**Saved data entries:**
- - -
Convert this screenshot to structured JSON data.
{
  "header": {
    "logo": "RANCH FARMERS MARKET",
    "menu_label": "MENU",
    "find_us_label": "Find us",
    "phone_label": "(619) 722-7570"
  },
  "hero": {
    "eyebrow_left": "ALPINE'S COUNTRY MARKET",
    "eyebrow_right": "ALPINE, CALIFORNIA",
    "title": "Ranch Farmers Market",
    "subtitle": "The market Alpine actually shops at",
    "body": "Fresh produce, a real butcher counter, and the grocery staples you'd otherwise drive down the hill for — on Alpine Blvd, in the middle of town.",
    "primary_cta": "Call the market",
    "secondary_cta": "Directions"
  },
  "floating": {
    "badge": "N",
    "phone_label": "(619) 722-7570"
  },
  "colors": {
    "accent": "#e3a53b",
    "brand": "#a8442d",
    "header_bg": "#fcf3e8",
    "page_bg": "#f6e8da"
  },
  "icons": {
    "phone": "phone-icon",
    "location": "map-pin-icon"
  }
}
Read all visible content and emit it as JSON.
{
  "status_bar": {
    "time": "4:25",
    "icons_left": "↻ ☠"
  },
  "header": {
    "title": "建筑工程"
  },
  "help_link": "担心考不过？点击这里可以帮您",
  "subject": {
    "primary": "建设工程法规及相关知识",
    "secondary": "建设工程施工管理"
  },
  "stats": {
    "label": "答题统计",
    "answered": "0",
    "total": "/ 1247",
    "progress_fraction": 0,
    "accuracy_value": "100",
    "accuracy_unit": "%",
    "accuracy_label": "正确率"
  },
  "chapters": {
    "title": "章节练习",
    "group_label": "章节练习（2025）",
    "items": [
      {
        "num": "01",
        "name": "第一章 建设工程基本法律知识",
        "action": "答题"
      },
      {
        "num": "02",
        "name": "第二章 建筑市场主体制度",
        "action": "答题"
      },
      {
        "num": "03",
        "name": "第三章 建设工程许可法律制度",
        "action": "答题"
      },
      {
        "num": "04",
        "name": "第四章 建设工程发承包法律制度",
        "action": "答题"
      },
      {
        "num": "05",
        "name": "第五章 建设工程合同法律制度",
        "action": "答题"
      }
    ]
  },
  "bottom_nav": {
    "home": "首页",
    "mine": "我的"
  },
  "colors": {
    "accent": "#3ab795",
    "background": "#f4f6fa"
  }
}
- - -
**Problem details:** Reproduce every entry shown above, precisely as it stands.

**Solution for this exercise:**
Convert this screenshot to structured JSON data.
{
  "header": {
    "logo": "RANCH FARMERS MARKET",
    "menu_label": "MENU",
    "find_us_label": "Find us",
    "phone_label": "(619) 722-7570"
  },
  "hero": {
    "eyebrow_left": "ALPINE'S COUNTRY MARKET",
    "eyebrow_right": "ALPINE, CALIFORNIA",
    "title": "Ranch Farmers Market",
    "subtitle": "The market Alpine actually shops at",
    "body": "Fresh produce, a real butcher counter, and the grocery staples you'd otherwise drive down the hill for — on Alpine Blvd, in the middle of town.",
    "primary_cta": "Call the market",
    "secondary_cta": "Directions"
  },
  "floating": {
    "badge": "N",
    "phone_label": "(619) 722-7570"
  },
  "colors": {
    "accent": "#e3a53b",
    "brand": "#a8442d",
    "header_bg": "#fcf3e8",
    "page_bg": "#f6e8da"
  },
  "icons": {
    "phone": "phone-icon",
    "location": "map-pin-icon"
  }
}
Read all visible content and emit it as JSON.
{
  "status_bar": {
    "time": "4:25",
    "icons_left": "↻ ☠"
  },
  "header": {
    "title": "建筑工程"
  },
  "help_link": "担心考不过？点击这里可以帮您",
  "subject": {
    "primary": "建设工程法规及相关知识",
    "secondary": "建设工程施工管理"
  },
  "stats": {
    "label": "答题统计",
    "answered": "0",
    "total": "/ 1247",
    "progress_fraction": 0,
    "accuracy_value": "100",
    "accuracy_unit": "%",
    "accuracy_label": "正确率"
  },
  "chapters": {
    "title": "章节练习",
    "group_label": "章节练习（2025）",
    "items": [
      {
        "num": "01",
        "name": "第一章 建设工程基本法律知识",
        "action": "答题"
      },
      {
        "num": "02",
        "name": "第二章 建筑市场主体制度",
        "action": "答题"
      },
      {
        "num": "03",
        "name": "第三章 建设工程许可法律制度",
        "action": "答题"
      },
      {
        "num": "04",
        "name": "第四章 建设工程发承包法律制度",
        "action": "答题"
      },
      {
        "num": "05",
        "name": "第五章 建设工程合同法律制度",
        "action": "答题"
      }
    ]
  },
  "bottom_nav": {
    "home": "首页",
    "mine": "我的"
  },
  "colors": {
    "accent": "#3ab795",
    "background": "#f4f6fa"
  }
}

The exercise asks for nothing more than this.